▶ Task brief
Print the entire listing. Each line must match the original exactly.

------ Data provided

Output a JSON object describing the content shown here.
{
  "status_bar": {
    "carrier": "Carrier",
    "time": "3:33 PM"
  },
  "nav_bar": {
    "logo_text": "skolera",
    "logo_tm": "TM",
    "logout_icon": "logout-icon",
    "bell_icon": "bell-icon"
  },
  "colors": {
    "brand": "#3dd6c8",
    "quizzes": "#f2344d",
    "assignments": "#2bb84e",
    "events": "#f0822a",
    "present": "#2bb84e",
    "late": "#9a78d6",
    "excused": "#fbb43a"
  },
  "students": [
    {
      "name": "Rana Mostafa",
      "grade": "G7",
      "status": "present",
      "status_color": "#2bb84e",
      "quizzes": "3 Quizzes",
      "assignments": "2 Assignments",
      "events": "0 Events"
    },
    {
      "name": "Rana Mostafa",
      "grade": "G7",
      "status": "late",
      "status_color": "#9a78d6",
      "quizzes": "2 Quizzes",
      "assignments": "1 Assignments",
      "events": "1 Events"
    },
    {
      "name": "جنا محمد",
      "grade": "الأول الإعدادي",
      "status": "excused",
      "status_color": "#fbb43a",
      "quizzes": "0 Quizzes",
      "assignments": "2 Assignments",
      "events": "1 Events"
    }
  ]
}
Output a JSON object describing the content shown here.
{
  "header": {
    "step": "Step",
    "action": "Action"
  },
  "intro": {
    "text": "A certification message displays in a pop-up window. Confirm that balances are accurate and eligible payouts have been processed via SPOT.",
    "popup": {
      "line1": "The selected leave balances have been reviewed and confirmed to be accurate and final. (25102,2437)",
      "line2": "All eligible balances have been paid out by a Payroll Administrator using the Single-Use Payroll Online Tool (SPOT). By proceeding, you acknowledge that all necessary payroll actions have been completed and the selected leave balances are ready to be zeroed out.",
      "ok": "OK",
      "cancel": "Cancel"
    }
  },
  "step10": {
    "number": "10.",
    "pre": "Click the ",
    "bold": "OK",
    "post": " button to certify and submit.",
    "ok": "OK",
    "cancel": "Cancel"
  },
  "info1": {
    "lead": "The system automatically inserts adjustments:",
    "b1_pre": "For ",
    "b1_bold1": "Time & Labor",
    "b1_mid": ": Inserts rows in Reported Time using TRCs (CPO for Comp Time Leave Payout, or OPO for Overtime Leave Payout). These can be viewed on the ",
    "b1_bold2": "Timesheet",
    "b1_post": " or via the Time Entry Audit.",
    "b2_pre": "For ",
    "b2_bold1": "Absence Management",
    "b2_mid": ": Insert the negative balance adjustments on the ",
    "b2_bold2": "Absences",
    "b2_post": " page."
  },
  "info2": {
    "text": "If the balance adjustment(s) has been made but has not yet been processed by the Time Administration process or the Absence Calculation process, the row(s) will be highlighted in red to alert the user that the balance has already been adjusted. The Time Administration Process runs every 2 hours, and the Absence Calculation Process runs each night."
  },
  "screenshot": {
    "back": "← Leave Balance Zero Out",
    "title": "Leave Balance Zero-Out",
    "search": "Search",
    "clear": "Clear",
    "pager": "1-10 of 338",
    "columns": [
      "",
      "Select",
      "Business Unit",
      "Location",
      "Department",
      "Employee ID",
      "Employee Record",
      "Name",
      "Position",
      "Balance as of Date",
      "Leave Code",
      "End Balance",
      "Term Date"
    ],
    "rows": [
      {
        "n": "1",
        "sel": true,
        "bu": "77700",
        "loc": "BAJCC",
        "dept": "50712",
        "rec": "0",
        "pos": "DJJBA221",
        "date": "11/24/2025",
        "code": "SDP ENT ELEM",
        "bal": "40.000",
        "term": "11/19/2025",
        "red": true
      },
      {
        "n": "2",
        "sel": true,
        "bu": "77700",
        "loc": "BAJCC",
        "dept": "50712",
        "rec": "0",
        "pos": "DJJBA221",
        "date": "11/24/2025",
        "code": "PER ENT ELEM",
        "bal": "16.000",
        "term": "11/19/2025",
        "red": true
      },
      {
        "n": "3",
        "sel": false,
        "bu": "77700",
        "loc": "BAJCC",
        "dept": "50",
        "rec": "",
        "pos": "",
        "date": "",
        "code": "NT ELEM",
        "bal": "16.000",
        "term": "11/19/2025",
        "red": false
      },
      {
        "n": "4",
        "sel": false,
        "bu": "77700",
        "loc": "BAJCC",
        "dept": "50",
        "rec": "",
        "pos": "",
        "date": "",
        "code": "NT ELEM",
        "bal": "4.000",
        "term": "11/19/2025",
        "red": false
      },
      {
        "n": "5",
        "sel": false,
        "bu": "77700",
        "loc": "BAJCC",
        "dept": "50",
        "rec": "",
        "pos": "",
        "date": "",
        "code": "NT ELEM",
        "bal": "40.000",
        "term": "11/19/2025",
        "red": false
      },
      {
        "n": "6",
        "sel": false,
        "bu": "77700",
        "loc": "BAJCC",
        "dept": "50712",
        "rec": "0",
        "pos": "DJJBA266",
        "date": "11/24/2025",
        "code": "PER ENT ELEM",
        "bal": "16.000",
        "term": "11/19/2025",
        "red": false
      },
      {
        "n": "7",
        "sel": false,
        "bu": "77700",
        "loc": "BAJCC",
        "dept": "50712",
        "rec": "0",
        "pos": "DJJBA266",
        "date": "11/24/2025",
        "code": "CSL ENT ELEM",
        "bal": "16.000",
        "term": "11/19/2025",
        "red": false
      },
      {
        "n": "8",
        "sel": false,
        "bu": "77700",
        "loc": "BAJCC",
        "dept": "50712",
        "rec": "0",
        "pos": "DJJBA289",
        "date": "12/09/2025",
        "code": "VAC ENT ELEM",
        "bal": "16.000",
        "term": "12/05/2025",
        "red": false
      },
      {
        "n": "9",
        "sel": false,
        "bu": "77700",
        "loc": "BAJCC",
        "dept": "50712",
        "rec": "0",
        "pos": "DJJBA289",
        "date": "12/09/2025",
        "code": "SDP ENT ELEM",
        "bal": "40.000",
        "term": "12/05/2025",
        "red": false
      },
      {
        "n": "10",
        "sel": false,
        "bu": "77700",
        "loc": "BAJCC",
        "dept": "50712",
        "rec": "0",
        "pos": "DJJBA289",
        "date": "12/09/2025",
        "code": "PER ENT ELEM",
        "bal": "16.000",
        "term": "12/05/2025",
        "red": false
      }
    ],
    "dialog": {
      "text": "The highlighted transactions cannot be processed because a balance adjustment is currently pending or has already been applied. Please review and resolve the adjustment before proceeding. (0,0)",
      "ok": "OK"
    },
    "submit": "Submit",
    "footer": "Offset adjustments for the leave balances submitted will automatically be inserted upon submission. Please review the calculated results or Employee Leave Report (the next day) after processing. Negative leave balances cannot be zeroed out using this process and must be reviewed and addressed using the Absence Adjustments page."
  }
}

------------

▶ Solution to the exercise
Output a JSON object describing the content shown here.
{
  "status_bar": {
    "carrier": "Carrier",
    "time": "3:33 PM"
  },
  "nav_bar": {
    "logo_text": "skolera",
    "logo_tm": "TM",
    "logout_icon": "logout-icon",
    "bell_icon": "bell-icon"
  },
  "colors": {
    "brand": "#3dd6c8",
    "quizzes": "#f2344d",
    "assignments": "#2bb84e",
    "events": "#f0822a",
    "present": "#2bb84e",
    "late": "#9a78d6",
    "excused": "#fbb43a"
  },
  "students": [
    {
      "name": "Rana Mostafa",
      "grade": "G7",
      "status": "present",
      "status_color": "#2bb84e",
      "quizzes": "3 Quizzes",
      "assignments": "2 Assignments",
      "events": "0 Events"
    },
    {
      "name": "Rana Mostafa",
      "grade": "G7",
      "status": "late",
      "status_color": "#9a78d6",
      "quizzes": "2 Quizzes",
      "assignments": "1 Assignments",
      "events": "1 Events"
    },
    {
      "name": "جنا محمد",
      "grade": "الأول الإعدادي",
      "status": "excused",
      "status_color": "#fbb43a",
      "quizzes": "0 Quizzes",
      "assignments": "2 Assignments",
      "events": "1 Events"
    }
  ]
}
Output a JSON object describing the content shown here.
{
  "header": {
    "step": "Step",
    "action": "Action"
  },
  "intro": {
    "text": "A certification message displays in a pop-up window. Confirm that balances are accurate and eligible payouts have been processed via SPOT.",
    "popup": {
      "line1": "The selected leave balances have been reviewed and confirmed to be accurate and final. (25102,2437)",
      "line2": "All eligible balances have been paid out by a Payroll Administrator using the Single-Use Payroll Online Tool (SPOT). By proceeding, you acknowledge that all necessary payroll actions have been completed and the selected leave balances are ready to be zeroed out.",
      "ok": "OK",
      "cancel": "Cancel"
    }
  },
  "step10": {
    "number": "10.",
    "pre": "Click the ",
    "bold": "OK",
    "post": " button to certify and submit.",
    "ok": "OK",
    "cancel": "Cancel"
  },
  "info1": {
    "lead": "The system automatically inserts adjustments:",
    "b1_pre": "For ",
    "b1_bold1": "Time & Labor",
    "b1_mid": ": Inserts rows in Reported Time using TRCs (CPO for Comp Time Leave Payout, or OPO for Overtime Leave Payout). These can be viewed on the ",
    "b1_bold2": "Timesheet",
    "b1_post": " or via the Time Entry Audit.",
    "b2_pre": "For ",
    "b2_bold1": "Absence Management",
    "b2_mid": ": Insert the negative balance adjustments on the ",
    "b2_bold2": "Absences",
    "b2_post": " page."
  },
  "info2": {
    "text": "If the balance adjustment(s) has been made but has not yet been processed by the Time Administration process or the Absence Calculation process, the row(s) will be highlighted in red to alert the user that the balance has already been adjusted. The Time Administration Process runs every 2 hours, and the Absence Calculation Process runs each night."
  },
  "screenshot": {
    "back": "← Leave Balance Zero Out",
    "title": "Leave Balance Zero-Out",
    "search": "Search",
    "clear": "Clear",
    "pager": "1-10 of 338",
    "columns": [
      "",
      "Select",
      "Business Unit",
      "Location",
      "Department",
      "Employee ID",
      "Employee Record",
      "Name",
      "Position",
      "Balance as of Date",
      "Leave Code",
      "End Balance",
      "Term Date"
    ],
    "rows": [
      {
        "n": "1",
        "sel": true,
        "bu": "77700",
        "loc": "BAJCC",
        "dept": "50712",
        "rec": "0",
        "pos": "DJJBA221",
        "date": "11/24/2025",
        "code": "SDP ENT ELEM",
        "bal": "40.000",
        "term": "11/19/2025",
        "red": true
      },
      {
        "n": "2",
        "sel": true,
        "bu": "77700",
        "loc": "BAJCC",
        "dept": "50712",
        "rec": "0",
        "pos": "DJJBA221",
        "date": "11/24/2025",
        "code": "PER ENT ELEM",
        "bal": "16.000",
        "term": "11/19/2025",
        "red": true
      },
      {
        "n": "3",
        "sel": false,
        "bu": "77700",
        "loc": "BAJCC",
        "dept": "50",
        "rec": "",
        "pos": "",
        "date": "",
        "code": "NT ELEM",
        "bal": "16.000",
        "term": "11/19/2025",
        "red": false
      },
      {
        "n": "4",
        "sel": false,
        "bu": "77700",
        "loc": "BAJCC",
        "dept": "50",
        "rec": "",
        "pos": "",
        "date": "",
        "code": "NT ELEM",
        "bal": "4.000",
        "term": "11/19/2025",
        "red": false
      },
      {
        "n": "5",
        "sel": false,
        "bu": "77700",
        "loc": "BAJCC",
        "dept": "50",
        "rec": "",
        "pos": "",
        "date": "",
        "code": "NT ELEM",
        "bal": "40.000",
        "term": "11/19/2025",
        "red": false
      },
      {
        "n": "6",
        "sel": false,
        "bu": "77700",
        "loc": "BAJCC",
        "dept": "50712",
        "rec": "0",
        "pos": "DJJBA266",
        "date": "11/24/2025",
        "code": "PER ENT ELEM",
        "bal": "16.000",
        "term": "11/19/2025",
        "red": false
      },
      {
        "n": "7",
        "sel": false,
        "bu": "77700",
        "loc": "BAJCC",
        "dept": "50712",
        "rec": "0",
        "pos": "DJJBA266",
        "date": "11/24/2025",
        "code": "CSL ENT ELEM",
        "bal": "16.000",
        "term": "11/19/2025",
        "red": false
      },
      {
        "n": "8",
        "sel": false,
        "bu": "77700",
        "loc": "BAJCC",
        "dept": "50712",
        "rec": "0",
        "pos": "DJJBA289",
        "date": "12/09/2025",
        "code": "VAC ENT ELEM",
        "bal": "16.000",
        "term": "12/05/2025",
        "red": false
      },
      {
        "n": "9",
        "sel": false,
        "bu": "77700",
        "loc": "BAJCC",
        "dept": "50712",
        "rec": "0",
        "pos": "DJJBA289",
        "date": "12/09/2025",
        "code": "SDP ENT ELEM",
        "bal": "40.000",
        "term": "12/05/2025",
        "red": false
      },
      {
        "n": "10",
        "sel": false,
        "bu": "77700",
        "loc": "BAJCC",
        "dept": "50712",
        "rec": "0",
        "pos": "DJJBA289",
        "date": "12/09/2025",
        "code": "PER ENT ELEM",
        "bal": "16.000",
        "term": "12/05/2025",
        "red": false
      }
    ],
    "dialog": {
      "text": "The highlighted transactions cannot be processed because a balance adjustment is currently pending or has already been applied. Please review and resolve the adjustment before proceeding. (0,0)",
      "ok": "OK"
    },
    "submit": "Submit",
    "footer": "Offset adjustments for the leave balances submitted will automatically be inserted upon submission. Please review the calculated results or Employee Leave Report (the next day) after processing. Negative leave balances cannot be zeroed out using this process and must be reviewed and addressed using the Absence Adjustments page."
  }
}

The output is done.